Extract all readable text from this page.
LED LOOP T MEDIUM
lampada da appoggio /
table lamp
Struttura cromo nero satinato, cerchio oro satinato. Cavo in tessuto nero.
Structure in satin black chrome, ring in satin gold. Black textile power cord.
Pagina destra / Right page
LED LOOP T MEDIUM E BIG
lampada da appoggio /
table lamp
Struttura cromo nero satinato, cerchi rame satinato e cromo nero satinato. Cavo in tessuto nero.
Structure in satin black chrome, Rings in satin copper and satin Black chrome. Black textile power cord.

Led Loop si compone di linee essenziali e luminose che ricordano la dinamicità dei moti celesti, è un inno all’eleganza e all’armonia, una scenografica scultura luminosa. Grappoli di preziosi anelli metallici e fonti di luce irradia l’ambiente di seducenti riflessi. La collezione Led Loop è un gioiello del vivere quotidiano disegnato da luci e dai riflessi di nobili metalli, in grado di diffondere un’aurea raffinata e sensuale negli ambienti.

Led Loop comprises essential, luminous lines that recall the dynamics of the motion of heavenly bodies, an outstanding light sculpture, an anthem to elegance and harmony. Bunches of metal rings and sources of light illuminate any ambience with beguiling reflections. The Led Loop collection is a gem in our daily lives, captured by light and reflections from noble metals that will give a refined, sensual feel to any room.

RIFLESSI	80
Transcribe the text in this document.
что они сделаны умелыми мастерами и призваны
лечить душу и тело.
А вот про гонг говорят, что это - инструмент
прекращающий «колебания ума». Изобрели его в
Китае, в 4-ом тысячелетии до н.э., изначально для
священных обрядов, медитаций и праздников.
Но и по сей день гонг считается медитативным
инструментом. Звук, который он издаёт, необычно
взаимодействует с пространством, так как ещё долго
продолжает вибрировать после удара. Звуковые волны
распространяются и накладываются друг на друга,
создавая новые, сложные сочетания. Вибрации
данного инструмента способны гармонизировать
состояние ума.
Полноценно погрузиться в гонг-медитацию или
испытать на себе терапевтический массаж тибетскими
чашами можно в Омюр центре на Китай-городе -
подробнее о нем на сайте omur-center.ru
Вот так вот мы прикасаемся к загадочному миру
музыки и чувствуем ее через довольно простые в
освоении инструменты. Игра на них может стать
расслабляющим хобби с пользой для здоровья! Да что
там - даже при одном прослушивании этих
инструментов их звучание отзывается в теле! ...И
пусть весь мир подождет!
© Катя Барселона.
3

———

■ **Given request**
Copy every record exactly as presented.

■ **Task result**
Extract all readable text from this page.
LED LOOP T MEDIUM
lampada da appoggio /
table lamp
Struttura cromo nero satinato, cerchio oro satinato. Cavo in tessuto nero.
Structure in satin black chrome, ring in satin gold. Black textile power cord.
Pagina destra / Right page
LED LOOP T MEDIUM E BIG
lampada da appoggio /
table lamp
Struttura cromo nero satinato, cerchi rame satinato e cromo nero satinato. Cavo in tessuto nero.
Structure in satin black chrome, Rings in satin copper and satin Black chrome. Black textile power cord.

Led Loop si compone di linee essenziali e luminose che ricordano la dinamicità dei moti celesti, è un inno all’eleganza e all’armonia, una scenografica scultura luminosa. Grappoli di preziosi anelli metallici e fonti di luce irradia l’ambiente di seducenti riflessi. La collezione Led Loop è un gioiello del vivere quotidiano disegnato da luci e dai riflessi di nobili metalli, in grado di diffondere un’aurea raffinata e sensuale negli ambienti.

Led Loop comprises essential, luminous lines that recall the dynamics of the motion of heavenly bodies, an outstanding light sculpture, an anthem to elegance and harmony. Bunches of metal rings and sources of light illuminate any ambience with beguiling reflections. The Led Loop collection is a gem in our daily lives, captured by light and reflections from noble metals that will give a refined, sensual feel to any room.

RIFLESSI	80
Transcribe the text in this document.
что они сделаны умелыми мастерами и призваны
лечить душу и тело.
А вот про гонг говорят, что это - инструмент
прекращающий «колебания ума». Изобрели его в
Китае, в 4-ом тысячелетии до н.э., изначально для
священных обрядов, медитаций и праздников.
Но и по сей день гонг считается медитативным
инструментом. Звук, который он издаёт, необычно
взаимодействует с пространством, так как ещё долго
продолжает вибрировать после удара. Звуковые волны
распространяются и накладываются друг на друга,
создавая новые, сложные сочетания. Вибрации
данного инструмента способны гармонизировать
состояние ума.
Полноценно погрузиться в гонг-медитацию или
испытать на себе терапевтический массаж тибетскими
чашами можно в Омюр центре на Китай-городе -
подробнее о нем на сайте omur-center.ru
Вот так вот мы прикасаемся к загадочному миру
музыки и чувствуем ее через довольно простые в
освоении инструменты. Игра на них может стать
расслабляющим хобби с пользой для здоровья! Да что
там - даже при одном прослушивании этих
инструментов их звучание отзывается в теле! ...И
пусть весь мир подождет!
© Катя Барселона.
3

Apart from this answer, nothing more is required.